--- Start of Input ---

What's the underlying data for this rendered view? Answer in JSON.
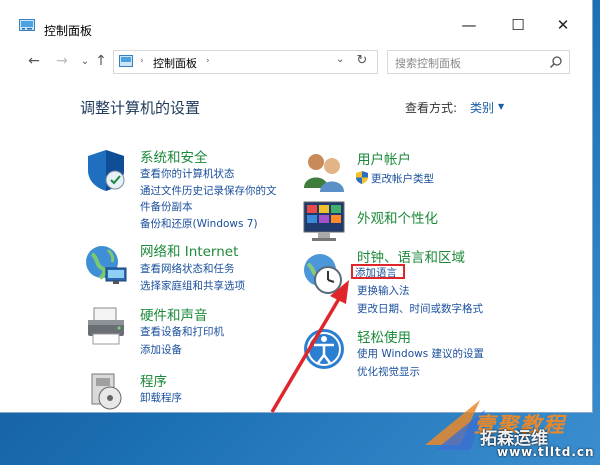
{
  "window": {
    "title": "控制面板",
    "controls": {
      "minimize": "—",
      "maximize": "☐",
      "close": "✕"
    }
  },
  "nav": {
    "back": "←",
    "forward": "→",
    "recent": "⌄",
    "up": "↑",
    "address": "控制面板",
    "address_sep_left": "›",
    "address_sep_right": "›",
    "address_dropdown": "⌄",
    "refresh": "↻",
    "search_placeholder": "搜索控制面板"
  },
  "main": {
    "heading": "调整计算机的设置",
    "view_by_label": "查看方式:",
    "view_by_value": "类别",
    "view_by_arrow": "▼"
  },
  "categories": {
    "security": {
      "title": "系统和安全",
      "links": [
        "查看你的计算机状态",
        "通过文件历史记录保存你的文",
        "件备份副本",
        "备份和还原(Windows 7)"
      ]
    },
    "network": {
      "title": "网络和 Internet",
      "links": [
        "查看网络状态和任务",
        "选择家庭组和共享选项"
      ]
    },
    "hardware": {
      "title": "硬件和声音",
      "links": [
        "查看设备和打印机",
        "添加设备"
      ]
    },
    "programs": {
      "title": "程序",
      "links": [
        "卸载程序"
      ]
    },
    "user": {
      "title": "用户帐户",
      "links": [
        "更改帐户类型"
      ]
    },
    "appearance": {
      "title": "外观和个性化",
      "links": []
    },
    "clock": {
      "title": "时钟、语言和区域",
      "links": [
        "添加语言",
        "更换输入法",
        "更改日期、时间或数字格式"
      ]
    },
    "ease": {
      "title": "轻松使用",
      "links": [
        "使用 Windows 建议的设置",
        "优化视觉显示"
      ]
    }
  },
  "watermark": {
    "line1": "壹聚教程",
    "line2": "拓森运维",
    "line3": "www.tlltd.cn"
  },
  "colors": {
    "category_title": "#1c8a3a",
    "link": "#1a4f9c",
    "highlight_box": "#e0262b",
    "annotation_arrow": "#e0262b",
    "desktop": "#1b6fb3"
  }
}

--- End of Input ---

* **What you are asked to do**: Repeat the data exactly, dropping every picture it holds.

* **Answer**:
What's the underlying data for this rendered view? Answer in JSON.
{
  "window": {
    "title": "控制面板",
    "controls": {
      "minimize": "—",
      "maximize": "☐",
      "close": "✕"
    }
  },
  "nav": {
    "back": "←",
    "forward": "→",
    "recent": "⌄",
    "up": "↑",
    "address": "控制面板",
    "address_sep_left": "›",
    "address_sep_right": "›",
    "address_dropdown": "⌄",
    "refresh": "↻",
    "search_placeholder": "搜索控制面板"
  },
  "main": {
    "heading": "调整计算机的设置",
    "view_by_label": "查看方式:",
    "view_by_value": "类别",
    "view_by_arrow": "▼"
  },
  "categories": {
    "security": {
      "title": "系统和安全",
      "links": [
        "查看你的计算机状态",
        "通过文件历史记录保存你的文",
        "件备份副本",
        "备份和还原(Windows 7)"
      ]
    },
    "network": {
      "title": "网络和 Internet",
      "links": [
        "查看网络状态和任务",
        "选择家庭组和共享选项"
      ]
    },
    "hardware": {
      "title": "硬件和声音",
      "links": [
        "查看设备和打印机",
        "添加设备"
      ]
    },
    "programs": {
      "title": "程序",
      "links": [
        "卸载程序"
      ]
    },
    "user": {
      "title": "用户帐户",
      "links": [
        "更改帐户类型"
      ]
    },
    "appearance": {
      "title": "外观和个性化",
      "links": []
    },
    "clock": {
      "title": "时钟、语言和区域",
      "links": [
        "添加语言",
        "更换输入法",
        "更改日期、时间或数字格式"
      ]
    },
    "ease": {
      "title": "轻松使用",
      "links": [
        "使用 Windows 建议的设置",
        "优化视觉显示"
      ]
    }
  },
  "watermark": {
    "line1": "壹聚教程",
    "line2": "拓森运维",
    "line3": "www.tlltd.cn"
  },
  "colors": {
    "category_title": "#1c8a3a",
    "link": "#1a4f9c",
    "highlight_box": "#e0262b",
    "annotation_arrow": "#e0262b",
    "desktop": "#1b6fb3"
  }
}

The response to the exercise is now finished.